--- START OF SUPPLIED DATA ---

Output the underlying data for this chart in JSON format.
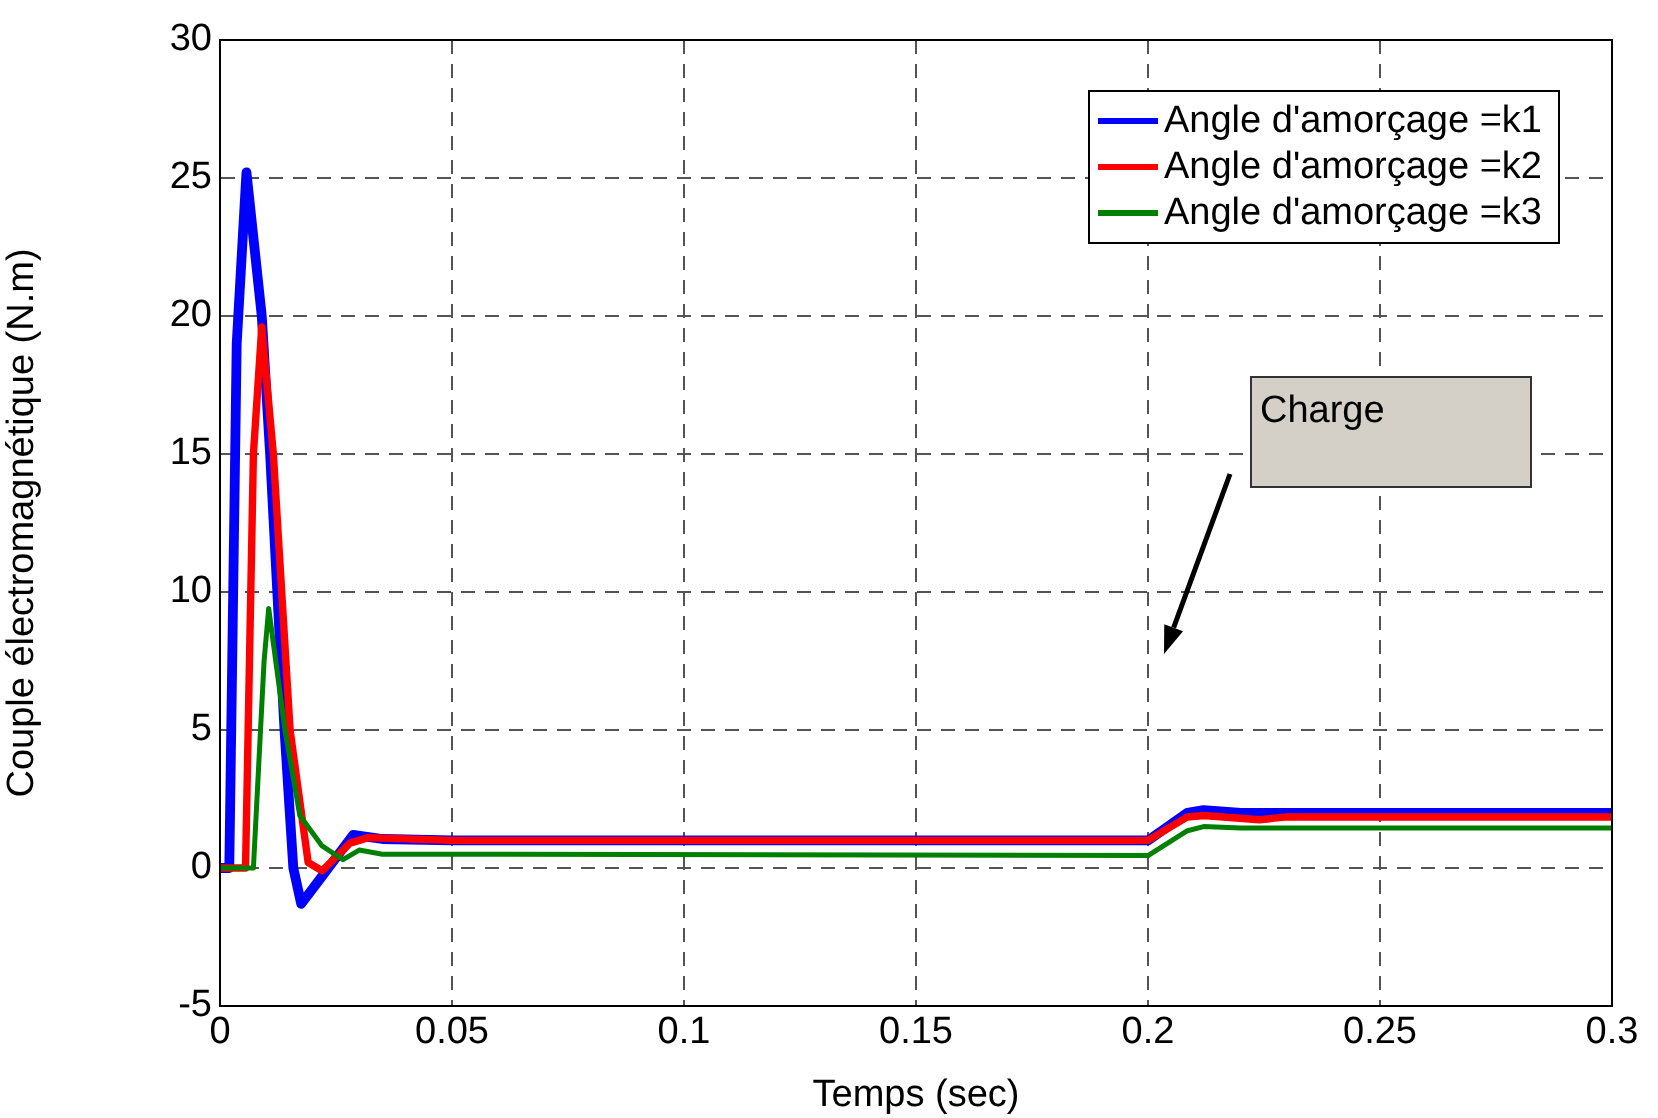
{
  "chart_data": {
    "type": "line",
    "xlabel": "Temps (sec)",
    "ylabel": "Couple électromagnétique (N.m)",
    "xlim": [
      0,
      0.3
    ],
    "xticks": [
      0,
      0.05,
      0.1,
      0.15,
      0.2,
      0.25,
      0.3
    ],
    "ylim": [
      -5,
      30
    ],
    "yticks": [
      -5,
      0,
      5,
      10,
      15,
      20,
      25,
      30
    ],
    "grid": true,
    "legend": "top right",
    "line_style": "solid",
    "marker": "none",
    "annotations": [
      "Charge"
    ],
    "series": [
      {
        "name": "Angle d'amorçage =k1",
        "color": "#0000ff",
        "x": [
          0,
          0.002,
          0.0036,
          0.0057,
          0.009,
          0.0108,
          0.0139,
          0.0158,
          0.0175,
          0.022,
          0.0287,
          0.035,
          0.05,
          0.2,
          0.2085,
          0.212,
          0.22,
          0.3
        ],
        "values": [
          0,
          0,
          19,
          25.2,
          20,
          15,
          5,
          0,
          -1.3,
          -0.3,
          1.2,
          1.05,
          1,
          1,
          2,
          2.1,
          2,
          2
        ]
      },
      {
        "name": "Angle d'amorçage =k2",
        "color": "#ff0000",
        "x": [
          0,
          0.0055,
          0.0072,
          0.009,
          0.0115,
          0.0151,
          0.019,
          0.022,
          0.028,
          0.032,
          0.05,
          0.2,
          0.2085,
          0.212,
          0.224,
          0.23,
          0.3
        ],
        "values": [
          0,
          0,
          15,
          19.6,
          15,
          5,
          0.2,
          -0.1,
          0.9,
          1.1,
          1,
          1,
          1.85,
          1.9,
          1.75,
          1.85,
          1.85
        ]
      },
      {
        "name": "Angle d'amorçage =k3",
        "color": "#008000",
        "x": [
          0,
          0.0072,
          0.0095,
          0.0105,
          0.014,
          0.0172,
          0.022,
          0.0265,
          0.03,
          0.035,
          0.05,
          0.2,
          0.2085,
          0.212,
          0.22,
          0.3
        ],
        "values": [
          0,
          0,
          7.5,
          9.4,
          5,
          1.9,
          0.8,
          0.3,
          0.65,
          0.5,
          0.5,
          0.45,
          1.35,
          1.5,
          1.45,
          1.45
        ]
      }
    ]
  }
}
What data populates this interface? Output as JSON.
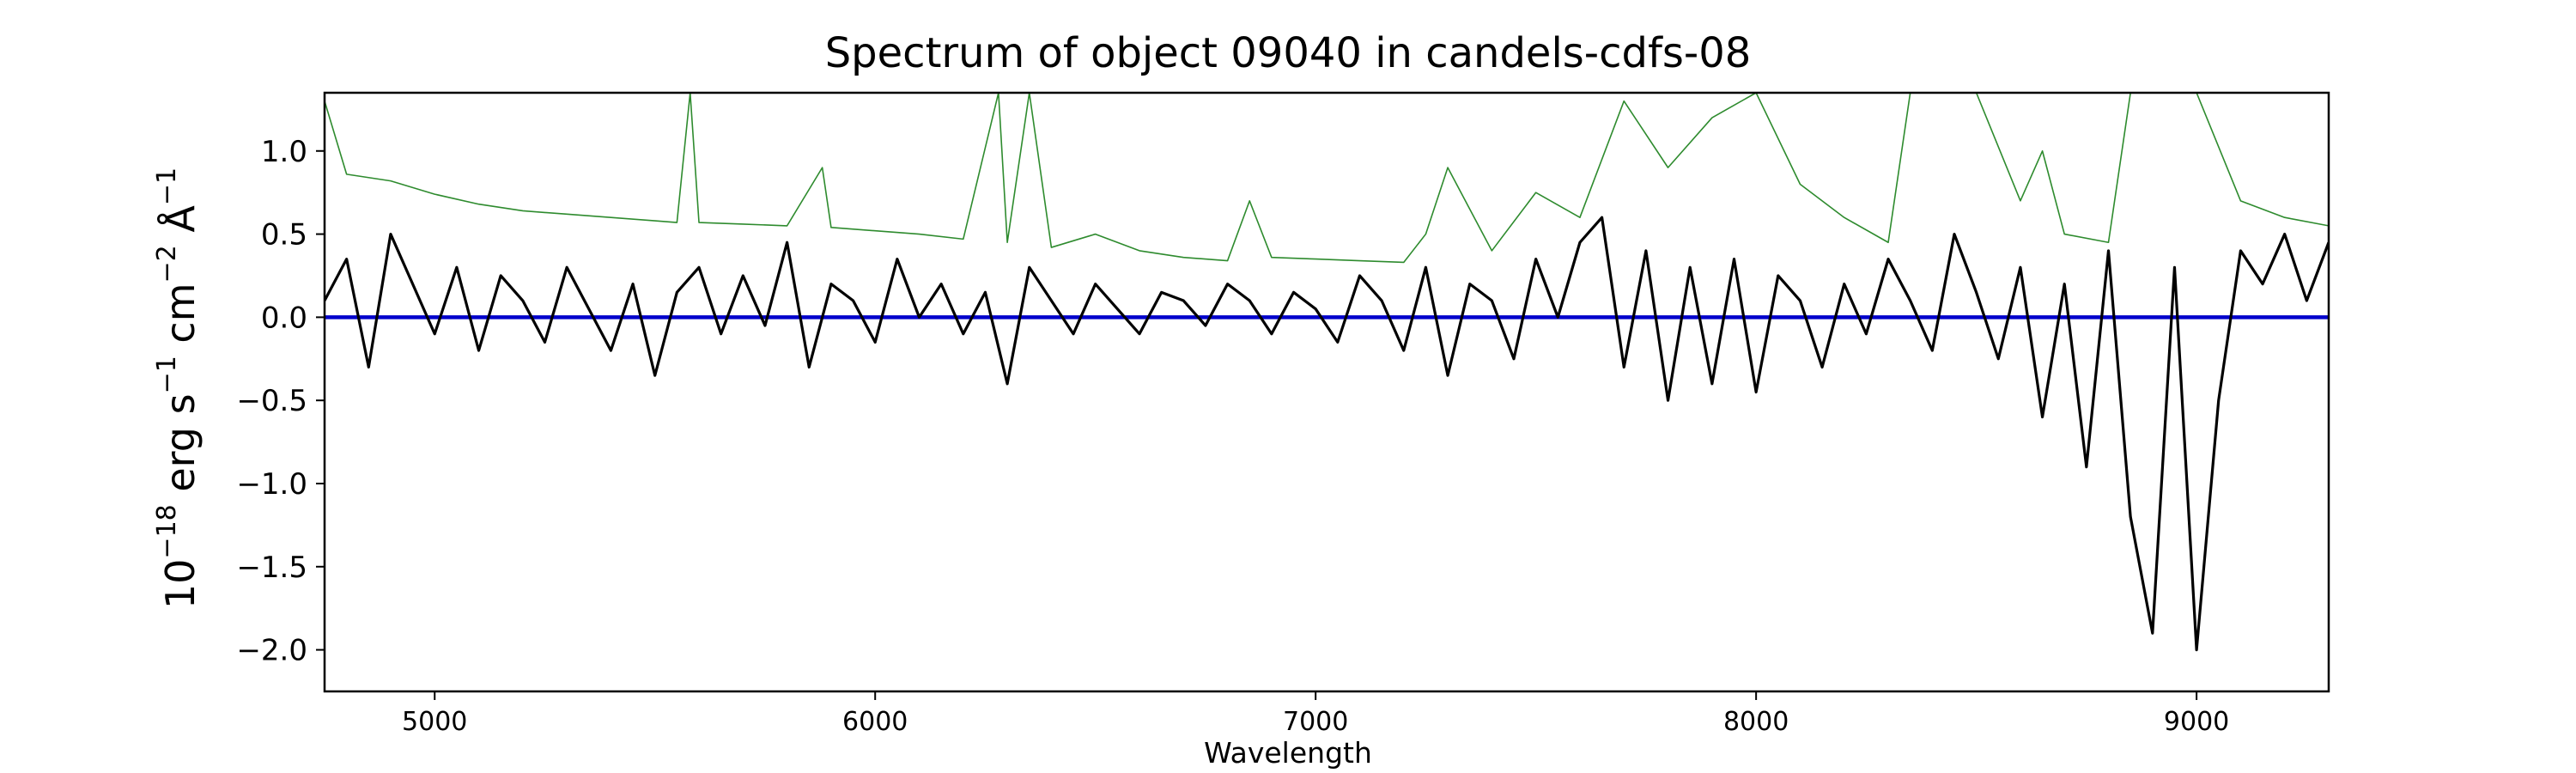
{
  "chart_data": {
    "type": "line",
    "title": "Spectrum of object 09040 in candels-cdfs-08",
    "xlabel": "Wavelength",
    "ylabel": {
      "prefix": "10",
      "exp": "−18",
      "erg": " erg s",
      "s_exp": "−1",
      "cm": " cm",
      "cm_exp": "−2",
      "ang": " Å",
      "ang_exp": "−1"
    },
    "xlim": [
      4750,
      9300
    ],
    "ylim": [
      -2.25,
      1.35
    ],
    "xticks": [
      5000,
      6000,
      7000,
      8000,
      9000
    ],
    "xtick_labels": [
      "5000",
      "6000",
      "7000",
      "8000",
      "9000"
    ],
    "yticks": [
      -2.0,
      -1.5,
      -1.0,
      -0.5,
      0.0,
      0.5,
      1.0
    ],
    "ytick_labels": [
      "−2.0",
      "−1.5",
      "−1.0",
      "−0.5",
      "0.0",
      "0.5",
      "1.0"
    ],
    "grid": false,
    "colors": {
      "flux": "#000000",
      "error": "#2e8b2e",
      "zero": "#0000cc",
      "axes": "#000000"
    },
    "series": [
      {
        "role": "flux",
        "x": [
          4750,
          4800,
          4850,
          4900,
          4950,
          5000,
          5050,
          5100,
          5150,
          5200,
          5250,
          5300,
          5350,
          5400,
          5450,
          5500,
          5550,
          5600,
          5650,
          5700,
          5750,
          5800,
          5850,
          5900,
          5950,
          6000,
          6050,
          6100,
          6150,
          6200,
          6250,
          6300,
          6350,
          6400,
          6450,
          6500,
          6550,
          6600,
          6650,
          6700,
          6750,
          6800,
          6850,
          6900,
          6950,
          7000,
          7050,
          7100,
          7150,
          7200,
          7250,
          7300,
          7350,
          7400,
          7450,
          7500,
          7550,
          7600,
          7650,
          7700,
          7750,
          7800,
          7850,
          7900,
          7950,
          8000,
          8050,
          8100,
          8150,
          8200,
          8250,
          8300,
          8350,
          8400,
          8450,
          8500,
          8550,
          8600,
          8650,
          8700,
          8750,
          8800,
          8850,
          8900,
          8950,
          9000,
          9050,
          9100,
          9150,
          9200,
          9250,
          9300
        ],
        "y": [
          0.1,
          0.35,
          -0.3,
          0.5,
          0.2,
          -0.1,
          0.3,
          -0.2,
          0.25,
          0.1,
          -0.15,
          0.3,
          0.05,
          -0.2,
          0.2,
          -0.35,
          0.15,
          0.3,
          -0.1,
          0.25,
          -0.05,
          0.45,
          -0.3,
          0.2,
          0.1,
          -0.15,
          0.35,
          0.0,
          0.2,
          -0.1,
          0.15,
          -0.4,
          0.3,
          0.1,
          -0.1,
          0.2,
          0.05,
          -0.1,
          0.15,
          0.1,
          -0.05,
          0.2,
          0.1,
          -0.1,
          0.15,
          0.05,
          -0.15,
          0.25,
          0.1,
          -0.2,
          0.3,
          -0.35,
          0.2,
          0.1,
          -0.25,
          0.35,
          0.0,
          0.45,
          0.6,
          -0.3,
          0.4,
          -0.5,
          0.3,
          -0.4,
          0.35,
          -0.45,
          0.25,
          0.1,
          -0.3,
          0.2,
          -0.1,
          0.35,
          0.1,
          -0.2,
          0.5,
          0.15,
          -0.25,
          0.3,
          -0.6,
          0.2,
          -0.9,
          0.4,
          -1.2,
          -1.9,
          0.3,
          -2.0,
          -0.5,
          0.4,
          0.2,
          0.5,
          0.1,
          0.45
        ]
      },
      {
        "role": "error",
        "x": [
          4750,
          4800,
          4900,
          5000,
          5100,
          5200,
          5300,
          5400,
          5500,
          5550,
          5580,
          5600,
          5700,
          5800,
          5880,
          5900,
          6000,
          6100,
          6200,
          6280,
          6300,
          6350,
          6400,
          6500,
          6600,
          6700,
          6800,
          6850,
          6900,
          7000,
          7100,
          7200,
          7250,
          7300,
          7400,
          7500,
          7600,
          7700,
          7800,
          7900,
          8000,
          8100,
          8200,
          8300,
          8350,
          8400,
          8500,
          8600,
          8650,
          8700,
          8800,
          8850,
          8900,
          9000,
          9100,
          9200,
          9300
        ],
        "y": [
          1.3,
          0.86,
          0.82,
          0.74,
          0.68,
          0.64,
          0.62,
          0.6,
          0.58,
          0.57,
          1.35,
          0.57,
          0.56,
          0.55,
          0.9,
          0.54,
          0.52,
          0.5,
          0.47,
          1.35,
          0.45,
          1.35,
          0.42,
          0.5,
          0.4,
          0.36,
          0.34,
          0.7,
          0.36,
          0.35,
          0.34,
          0.33,
          0.5,
          0.9,
          0.4,
          0.75,
          0.6,
          1.3,
          0.9,
          1.2,
          1.35,
          0.8,
          0.6,
          0.45,
          1.35,
          1.35,
          1.35,
          0.7,
          1.0,
          0.5,
          0.45,
          1.35,
          1.35,
          1.35,
          0.7,
          0.6,
          0.55
        ]
      },
      {
        "role": "zero",
        "x": [
          4750,
          9300
        ],
        "y": [
          0.0,
          0.0
        ]
      }
    ]
  }
}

--- END OF SUPPLIED DATA ---

Print all of the entries word for word. Skip any images they contain.

■ THE RESPONSE ■
Output the underlying data for this chart in JSON format.
{
  "chart_data": {
    "type": "line",
    "xlabel": "Temps (sec)",
    "ylabel": "Couple électromagnétique (N.m)",
    "xlim": [
      0,
      0.3
    ],
    "xticks": [
      0,
      0.05,
      0.1,
      0.15,
      0.2,
      0.25,
      0.3
    ],
    "ylim": [
      -5,
      30
    ],
    "yticks": [
      -5,
      0,
      5,
      10,
      15,
      20,
      25,
      30
    ],
    "grid": true,
    "legend": "top right",
    "line_style": "solid",
    "marker": "none",
    "annotations": [
      "Charge"
    ],
    "series": [
      {
        "name": "Angle d'amorçage =k1",
        "color": "#0000ff",
        "x": [
          0,
          0.002,
          0.0036,
          0.0057,
          0.009,
          0.0108,
          0.0139,
          0.0158,
          0.0175,
          0.022,
          0.0287,
          0.035,
          0.05,
          0.2,
          0.2085,
          0.212,
          0.22,
          0.3
        ],
        "values": [
          0,
          0,
          19,
          25.2,
          20,
          15,
          5,
          0,
          -1.3,
          -0.3,
          1.2,
          1.05,
          1,
          1,
          2,
          2.1,
          2,
          2
        ]
      },
      {
        "name": "Angle d'amorçage =k2",
        "color": "#ff0000",
        "x": [
          0,
          0.0055,
          0.0072,
          0.009,
          0.0115,
          0.0151,
          0.019,
          0.022,
          0.028,
          0.032,
          0.05,
          0.2,
          0.2085,
          0.212,
          0.224,
          0.23,
          0.3
        ],
        "values": [
          0,
          0,
          15,
          19.6,
          15,
          5,
          0.2,
          -0.1,
          0.9,
          1.1,
          1,
          1,
          1.85,
          1.9,
          1.75,
          1.85,
          1.85
        ]
      },
      {
        "name": "Angle d'amorçage =k3",
        "color": "#008000",
        "x": [
          0,
          0.0072,
          0.0095,
          0.0105,
          0.014,
          0.0172,
          0.022,
          0.0265,
          0.03,
          0.035,
          0.05,
          0.2,
          0.2085,
          0.212,
          0.22,
          0.3
        ],
        "values": [
          0,
          0,
          7.5,
          9.4,
          5,
          1.9,
          0.8,
          0.3,
          0.65,
          0.5,
          0.5,
          0.45,
          1.35,
          1.5,
          1.45,
          1.45
        ]
      }
    ]
  }
}
What data populates this interface? Output as JSON.
{
  "chart_data": {
    "type": "line",
    "title": "Spectrum of object 09040 in candels-cdfs-08",
    "xlabel": "Wavelength",
    "ylabel": {
      "prefix": "10",
      "exp": "−18",
      "erg": " erg s",
      "s_exp": "−1",
      "cm": " cm",
      "cm_exp": "−2",
      "ang": " Å",
      "ang_exp": "−1"
    },
    "xlim": [
      4750,
      9300
    ],
    "ylim": [
      -2.25,
      1.35
    ],
    "xticks": [
      5000,
      6000,
      7000,
      8000,
      9000
    ],
    "xtick_labels": [
      "5000",
      "6000",
      "7000",
      "8000",
      "9000"
    ],
    "yticks": [
      -2.0,
      -1.5,
      -1.0,
      -0.5,
      0.0,
      0.5,
      1.0
    ],
    "ytick_labels": [
      "−2.0",
      "−1.5",
      "−1.0",
      "−0.5",
      "0.0",
      "0.5",
      "1.0"
    ],
    "grid": false,
    "colors": {
      "flux": "#000000",
      "error": "#2e8b2e",
      "zero": "#0000cc",
      "axes": "#000000"
    },
    "series": [
      {
        "role": "flux",
        "x": [
          4750,
          4800,
          4850,
          4900,
          4950,
          5000,
          5050,
          5100,
          5150,
          5200,
          5250,
          5300,
          5350,
          5400,
          5450,
          5500,
          5550,
          5600,
          5650,
          5700,
          5750,
          5800,
          5850,
          5900,
          5950,
          6000,
          6050,
          6100,
          6150,
          6200,
          6250,
          6300,
          6350,
          6400,
          6450,
          6500,
          6550,
          6600,
          6650,
          6700,
          6750,
          6800,
          6850,
          6900,
          6950,
          7000,
          7050,
          7100,
          7150,
          7200,
          7250,
          7300,
          7350,
          7400,
          7450,
          7500,
          7550,
          7600,
          7650,
          7700,
          7750,
          7800,
          7850,
          7900,
          7950,
          8000,
          8050,
          8100,
          8150,
          8200,
          8250,
          8300,
          8350,
          8400,
          8450,
          8500,
          8550,
          8600,
          8650,
          8700,
          8750,
          8800,
          8850,
          8900,
          8950,
          9000,
          9050,
          9100,
          9150,
          9200,
          9250,
          9300
        ],
        "y": [
          0.1,
          0.35,
          -0.3,
          0.5,
          0.2,
          -0.1,
          0.3,
          -0.2,
          0.25,
          0.1,
          -0.15,
          0.3,
          0.05,
          -0.2,
          0.2,
          -0.35,
          0.15,
          0.3,
          -0.1,
          0.25,
          -0.05,
          0.45,
          -0.3,
          0.2,
          0.1,
          -0.15,
          0.35,
          0.0,
          0.2,
          -0.1,
          0.15,
          -0.4,
          0.3,
          0.1,
          -0.1,
          0.2,
          0.05,
          -0.1,
          0.15,
          0.1,
          -0.05,
          0.2,
          0.1,
          -0.1,
          0.15,
          0.05,
          -0.15,
          0.25,
          0.1,
          -0.2,
          0.3,
          -0.35,
          0.2,
          0.1,
          -0.25,
          0.35,
          0.0,
          0.45,
          0.6,
          -0.3,
          0.4,
          -0.5,
          0.3,
          -0.4,
          0.35,
          -0.45,
          0.25,
          0.1,
          -0.3,
          0.2,
          -0.1,
          0.35,
          0.1,
          -0.2,
          0.5,
          0.15,
          -0.25,
          0.3,
          -0.6,
          0.2,
          -0.9,
          0.4,
          -1.2,
          -1.9,
          0.3,
          -2.0,
          -0.5,
          0.4,
          0.2,
          0.5,
          0.1,
          0.45
        ]
      },
      {
        "role": "error",
        "x": [
          4750,
          4800,
          4900,
          5000,
          5100,
          5200,
          5300,
          5400,
          5500,
          5550,
          5580,
          5600,
          5700,
          5800,
          5880,
          5900,
          6000,
          6100,
          6200,
          6280,
          6300,
          6350,
          6400,
          6500,
          6600,
          6700,
          6800,
          6850,
          6900,
          7000,
          7100,
          7200,
          7250,
          7300,
          7400,
          7500,
          7600,
          7700,
          7800,
          7900,
          8000,
          8100,
          8200,
          8300,
          8350,
          8400,
          8500,
          8600,
          8650,
          8700,
          8800,
          8850,
          8900,
          9000,
          9100,
          9200,
          9300
        ],
        "y": [
          1.3,
          0.86,
          0.82,
          0.74,
          0.68,
          0.64,
          0.62,
          0.6,
          0.58,
          0.57,
          1.35,
          0.57,
          0.56,
          0.55,
          0.9,
          0.54,
          0.52,
          0.5,
          0.47,
          1.35,
          0.45,
          1.35,
          0.42,
          0.5,
          0.4,
          0.36,
          0.34,
          0.7,
          0.36,
          0.35,
          0.34,
          0.33,
          0.5,
          0.9,
          0.4,
          0.75,
          0.6,
          1.3,
          0.9,
          1.2,
          1.35,
          0.8,
          0.6,
          0.45,
          1.35,
          1.35,
          1.35,
          0.7,
          1.0,
          0.5,
          0.45,
          1.35,
          1.35,
          1.35,
          0.7,
          0.6,
          0.55
        ]
      },
      {
        "role": "zero",
        "x": [
          4750,
          9300
        ],
        "y": [
          0.0,
          0.0
        ]
      }
    ]
  }
}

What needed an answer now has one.